Dataset listings of figures:

◆ ◆ ◆ ◆ ◆

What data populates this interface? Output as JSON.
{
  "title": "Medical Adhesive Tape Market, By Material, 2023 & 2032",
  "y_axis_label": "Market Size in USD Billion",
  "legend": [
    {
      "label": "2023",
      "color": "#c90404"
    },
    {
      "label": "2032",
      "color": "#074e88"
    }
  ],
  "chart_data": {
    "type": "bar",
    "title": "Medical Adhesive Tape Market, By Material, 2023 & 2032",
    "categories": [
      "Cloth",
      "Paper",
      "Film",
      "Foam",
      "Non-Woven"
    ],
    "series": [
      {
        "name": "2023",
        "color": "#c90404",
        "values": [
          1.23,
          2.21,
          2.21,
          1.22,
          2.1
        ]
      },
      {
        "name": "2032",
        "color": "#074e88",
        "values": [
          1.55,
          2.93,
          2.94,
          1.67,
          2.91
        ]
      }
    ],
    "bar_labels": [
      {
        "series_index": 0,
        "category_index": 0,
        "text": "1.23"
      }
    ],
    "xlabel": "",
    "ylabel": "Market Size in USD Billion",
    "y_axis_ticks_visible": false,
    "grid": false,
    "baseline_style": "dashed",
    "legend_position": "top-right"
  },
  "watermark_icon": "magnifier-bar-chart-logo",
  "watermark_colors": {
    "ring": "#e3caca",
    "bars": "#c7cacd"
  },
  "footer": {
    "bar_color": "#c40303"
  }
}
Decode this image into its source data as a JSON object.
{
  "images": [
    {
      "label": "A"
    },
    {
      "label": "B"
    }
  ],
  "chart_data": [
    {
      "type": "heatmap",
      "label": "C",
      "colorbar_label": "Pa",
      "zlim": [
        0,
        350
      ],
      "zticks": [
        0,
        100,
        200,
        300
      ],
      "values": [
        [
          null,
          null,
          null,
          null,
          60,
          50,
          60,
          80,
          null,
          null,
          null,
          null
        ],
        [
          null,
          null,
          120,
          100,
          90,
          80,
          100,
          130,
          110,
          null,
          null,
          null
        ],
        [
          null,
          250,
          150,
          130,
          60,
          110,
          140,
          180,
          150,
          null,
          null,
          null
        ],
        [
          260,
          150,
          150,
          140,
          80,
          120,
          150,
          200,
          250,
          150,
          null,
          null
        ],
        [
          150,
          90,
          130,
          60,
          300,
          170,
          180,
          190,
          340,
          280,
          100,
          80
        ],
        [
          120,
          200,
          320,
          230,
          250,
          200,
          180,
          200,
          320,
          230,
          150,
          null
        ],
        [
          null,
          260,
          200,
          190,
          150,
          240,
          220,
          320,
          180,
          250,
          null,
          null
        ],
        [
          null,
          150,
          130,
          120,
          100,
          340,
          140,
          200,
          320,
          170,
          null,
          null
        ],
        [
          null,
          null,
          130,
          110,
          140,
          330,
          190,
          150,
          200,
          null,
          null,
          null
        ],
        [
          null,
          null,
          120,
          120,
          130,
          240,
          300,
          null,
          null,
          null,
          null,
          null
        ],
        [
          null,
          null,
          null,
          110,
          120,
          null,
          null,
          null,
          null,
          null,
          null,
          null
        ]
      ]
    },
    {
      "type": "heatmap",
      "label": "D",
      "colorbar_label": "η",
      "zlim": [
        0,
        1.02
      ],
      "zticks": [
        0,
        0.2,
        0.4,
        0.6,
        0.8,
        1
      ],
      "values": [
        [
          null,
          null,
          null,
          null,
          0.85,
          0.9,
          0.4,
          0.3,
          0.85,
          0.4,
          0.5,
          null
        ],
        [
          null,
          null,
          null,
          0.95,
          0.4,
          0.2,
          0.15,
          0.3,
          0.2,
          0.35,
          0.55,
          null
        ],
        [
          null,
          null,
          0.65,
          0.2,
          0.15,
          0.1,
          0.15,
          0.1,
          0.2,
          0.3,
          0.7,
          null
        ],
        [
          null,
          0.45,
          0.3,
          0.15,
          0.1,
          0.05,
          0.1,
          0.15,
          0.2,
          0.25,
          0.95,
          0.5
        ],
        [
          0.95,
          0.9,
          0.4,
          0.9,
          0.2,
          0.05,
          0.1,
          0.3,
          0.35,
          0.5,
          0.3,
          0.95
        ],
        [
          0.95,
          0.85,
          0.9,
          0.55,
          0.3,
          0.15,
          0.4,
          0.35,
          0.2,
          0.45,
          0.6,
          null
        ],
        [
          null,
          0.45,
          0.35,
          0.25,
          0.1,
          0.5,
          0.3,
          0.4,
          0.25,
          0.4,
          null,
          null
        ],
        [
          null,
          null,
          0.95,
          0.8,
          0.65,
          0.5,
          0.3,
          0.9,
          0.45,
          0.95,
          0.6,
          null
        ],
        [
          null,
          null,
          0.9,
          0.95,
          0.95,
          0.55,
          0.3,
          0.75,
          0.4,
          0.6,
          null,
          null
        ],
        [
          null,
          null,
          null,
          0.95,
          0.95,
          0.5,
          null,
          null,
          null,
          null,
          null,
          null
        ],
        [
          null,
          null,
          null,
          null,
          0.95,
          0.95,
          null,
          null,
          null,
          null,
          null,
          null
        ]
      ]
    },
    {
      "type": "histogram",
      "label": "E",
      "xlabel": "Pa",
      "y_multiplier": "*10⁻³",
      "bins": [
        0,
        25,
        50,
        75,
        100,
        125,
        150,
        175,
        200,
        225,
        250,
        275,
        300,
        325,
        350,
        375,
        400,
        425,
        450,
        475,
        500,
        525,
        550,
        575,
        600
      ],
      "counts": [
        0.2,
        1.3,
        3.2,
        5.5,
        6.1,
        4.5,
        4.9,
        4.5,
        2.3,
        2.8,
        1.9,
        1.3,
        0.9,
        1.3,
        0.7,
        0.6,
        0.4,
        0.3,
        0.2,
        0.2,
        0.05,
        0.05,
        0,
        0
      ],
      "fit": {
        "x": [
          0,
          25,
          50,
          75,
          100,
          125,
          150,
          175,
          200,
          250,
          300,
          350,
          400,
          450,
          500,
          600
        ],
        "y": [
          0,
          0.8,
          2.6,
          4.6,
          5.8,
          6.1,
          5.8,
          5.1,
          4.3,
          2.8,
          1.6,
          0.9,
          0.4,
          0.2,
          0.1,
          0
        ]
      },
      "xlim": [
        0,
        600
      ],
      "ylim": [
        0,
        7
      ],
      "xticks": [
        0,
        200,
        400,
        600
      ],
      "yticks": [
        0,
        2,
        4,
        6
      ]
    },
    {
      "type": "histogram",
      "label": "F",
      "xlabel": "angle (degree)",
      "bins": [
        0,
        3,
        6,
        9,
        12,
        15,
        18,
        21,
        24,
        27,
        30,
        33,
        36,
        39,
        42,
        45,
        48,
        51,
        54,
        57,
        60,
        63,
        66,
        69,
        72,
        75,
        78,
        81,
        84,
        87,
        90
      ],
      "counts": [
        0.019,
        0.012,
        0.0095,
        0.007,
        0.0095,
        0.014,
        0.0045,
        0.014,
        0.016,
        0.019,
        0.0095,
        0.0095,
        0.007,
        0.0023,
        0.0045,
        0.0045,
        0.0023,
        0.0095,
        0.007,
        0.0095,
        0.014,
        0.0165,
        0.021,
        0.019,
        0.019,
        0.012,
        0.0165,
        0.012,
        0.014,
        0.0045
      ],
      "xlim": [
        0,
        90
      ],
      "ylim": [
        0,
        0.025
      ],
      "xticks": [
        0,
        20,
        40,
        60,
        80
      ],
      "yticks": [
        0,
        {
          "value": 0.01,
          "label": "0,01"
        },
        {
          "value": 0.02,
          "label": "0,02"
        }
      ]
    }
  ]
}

◆ ◆ ◆ ◆ ◆

What you have to do → From the preceding material, extract every line exactly.

Finished answer →
What data populates this interface? Output as JSON.
{
  "title": "Medical Adhesive Tape Market, By Material, 2023 & 2032",
  "y_axis_label": "Market Size in USD Billion",
  "legend": [
    {
      "label": "2023",
      "color": "#c90404"
    },
    {
      "label": "2032",
      "color": "#074e88"
    }
  ],
  "chart_data": {
    "type": "bar",
    "title": "Medical Adhesive Tape Market, By Material, 2023 & 2032",
    "categories": [
      "Cloth",
      "Paper",
      "Film",
      "Foam",
      "Non-Woven"
    ],
    "series": [
      {
        "name": "2023",
        "color": "#c90404",
        "values": [
          1.23,
          2.21,
          2.21,
          1.22,
          2.1
        ]
      },
      {
        "name": "2032",
        "color": "#074e88",
        "values": [
          1.55,
          2.93,
          2.94,
          1.67,
          2.91
        ]
      }
    ],
    "bar_labels": [
      {
        "series_index": 0,
        "category_index": 0,
        "text": "1.23"
      }
    ],
    "xlabel": "",
    "ylabel": "Market Size in USD Billion",
    "y_axis_ticks_visible": false,
    "grid": false,
    "baseline_style": "dashed",
    "legend_position": "top-right"
  },
  "watermark_icon": "magnifier-bar-chart-logo",
  "watermark_colors": {
    "ring": "#e3caca",
    "bars": "#c7cacd"
  },
  "footer": {
    "bar_color": "#c40303"
  }
}
Decode this image into its source data as a JSON object.
{
  "images": [
    {
      "label": "A"
    },
    {
      "label": "B"
    }
  ],
  "chart_data": [
    {
      "type": "heatmap",
      "label": "C",
      "colorbar_label": "Pa",
      "zlim": [
        0,
        350
      ],
      "zticks": [
        0,
        100,
        200,
        300
      ],
      "values": [
        [
          null,
          null,
          null,
          null,
          60,
          50,
          60,
          80,
          null,
          null,
          null,
          null
        ],
        [
          null,
          null,
          120,
          100,
          90,
          80,
          100,
          130,
          110,
          null,
          null,
          null
        ],
        [
          null,
          250,
          150,
          130,
          60,
          110,
          140,
          180,
          150,
          null,
          null,
          null
        ],
        [
          260,
          150,
          150,
          140,
          80,
          120,
          150,
          200,
          250,
          150,
          null,
          null
        ],
        [
          150,
          90,
          130,
          60,
          300,
          170,
          180,
          190,
          340,
          280,
          100,
          80
        ],
        [
          120,
          200,
          320,
          230,
          250,
          200,
          180,
          200,
          320,
          230,
          150,
          null
        ],
        [
          null,
          260,
          200,
          190,
          150,
          240,
          220,
          320,
          180,
          250,
          null,
          null
        ],
        [
          null,
          150,
          130,
          120,
          100,
          340,
          140,
          200,
          320,
          170,
          null,
          null
        ],
        [
          null,
          null,
          130,
          110,
          140,
          330,
          190,
          150,
          200,
          null,
          null,
          null
        ],
        [
          null,
          null,
          120,
          120,
          130,
          240,
          300,
          null,
          null,
          null,
          null,
          null
        ],
        [
          null,
          null,
          null,
          110,
          120,
          null,
          null,
          null,
          null,
          null,
          null,
          null
        ]
      ]
    },
    {
      "type": "heatmap",
      "label": "D",
      "colorbar_label": "η",
      "zlim": [
        0,
        1.02
      ],
      "zticks": [
        0,
        0.2,
        0.4,
        0.6,
        0.8,
        1
      ],
      "values": [
        [
          null,
          null,
          null,
          null,
          0.85,
          0.9,
          0.4,
          0.3,
          0.85,
          0.4,
          0.5,
          null
        ],
        [
          null,
          null,
          null,
          0.95,
          0.4,
          0.2,
          0.15,
          0.3,
          0.2,
          0.35,
          0.55,
          null
        ],
        [
          null,
          null,
          0.65,
          0.2,
          0.15,
          0.1,
          0.15,
          0.1,
          0.2,
          0.3,
          0.7,
          null
        ],
        [
          null,
          0.45,
          0.3,
          0.15,
          0.1,
          0.05,
          0.1,
          0.15,
          0.2,
          0.25,
          0.95,
          0.5
        ],
        [
          0.95,
          0.9,
          0.4,
          0.9,
          0.2,
          0.05,
          0.1,
          0.3,
          0.35,
          0.5,
          0.3,
          0.95
        ],
        [
          0.95,
          0.85,
          0.9,
          0.55,
          0.3,
          0.15,
          0.4,
          0.35,
          0.2,
          0.45,
          0.6,
          null
        ],
        [
          null,
          0.45,
          0.35,
          0.25,
          0.1,
          0.5,
          0.3,
          0.4,
          0.25,
          0.4,
          null,
          null
        ],
        [
          null,
          null,
          0.95,
          0.8,
          0.65,
          0.5,
          0.3,
          0.9,
          0.45,
          0.95,
          0.6,
          null
        ],
        [
          null,
          null,
          0.9,
          0.95,
          0.95,
          0.55,
          0.3,
          0.75,
          0.4,
          0.6,
          null,
          null
        ],
        [
          null,
          null,
          null,
          0.95,
          0.95,
          0.5,
          null,
          null,
          null,
          null,
          null,
          null
        ],
        [
          null,
          null,
          null,
          null,
          0.95,
          0.95,
          null,
          null,
          null,
          null,
          null,
          null
        ]
      ]
    },
    {
      "type": "histogram",
      "label": "E",
      "xlabel": "Pa",
      "y_multiplier": "*10⁻³",
      "bins": [
        0,
        25,
        50,
        75,
        100,
        125,
        150,
        175,
        200,
        225,
        250,
        275,
        300,
        325,
        350,
        375,
        400,
        425,
        450,
        475,
        500,
        525,
        550,
        575,
        600
      ],
      "counts": [
        0.2,
        1.3,
        3.2,
        5.5,
        6.1,
        4.5,
        4.9,
        4.5,
        2.3,
        2.8,
        1.9,
        1.3,
        0.9,
        1.3,
        0.7,
        0.6,
        0.4,
        0.3,
        0.2,
        0.2,
        0.05,
        0.05,
        0,
        0
      ],
      "fit": {
        "x": [
          0,
          25,
          50,
          75,
          100,
          125,
          150,
          175,
          200,
          250,
          300,
          350,
          400,
          450,
          500,
          600
        ],
        "y": [
          0,
          0.8,
          2.6,
          4.6,
          5.8,
          6.1,
          5.8,
          5.1,
          4.3,
          2.8,
          1.6,
          0.9,
          0.4,
          0.2,
          0.1,
          0
        ]
      },
      "xlim": [
        0,
        600
      ],
      "ylim": [
        0,
        7
      ],
      "xticks": [
        0,
        200,
        400,
        600
      ],
      "yticks": [
        0,
        2,
        4,
        6
      ]
    },
    {
      "type": "histogram",
      "label": "F",
      "xlabel": "angle (degree)",
      "bins": [
        0,
        3,
        6,
        9,
        12,
        15,
        18,
        21,
        24,
        27,
        30,
        33,
        36,
        39,
        42,
        45,
        48,
        51,
        54,
        57,
        60,
        63,
        66,
        69,
        72,
        75,
        78,
        81,
        84,
        87,
        90
      ],
      "counts": [
        0.019,
        0.012,
        0.0095,
        0.007,
        0.0095,
        0.014,
        0.0045,
        0.014,
        0.016,
        0.019,
        0.0095,
        0.0095,
        0.007,
        0.0023,
        0.0045,
        0.0045,
        0.0023,
        0.0095,
        0.007,
        0.0095,
        0.014,
        0.0165,
        0.021,
        0.019,
        0.019,
        0.012,
        0.0165,
        0.012,
        0.014,
        0.0045
      ],
      "xlim": [
        0,
        90
      ],
      "ylim": [
        0,
        0.025
      ],
      "xticks": [
        0,
        20,
        40,
        60,
        80
      ],
      "yticks": [
        0,
        {
          "value": 0.01,
          "label": "0,01"
        },
        {
          "value": 0.02,
          "label": "0,02"
        }
      ]
    }
  ]
}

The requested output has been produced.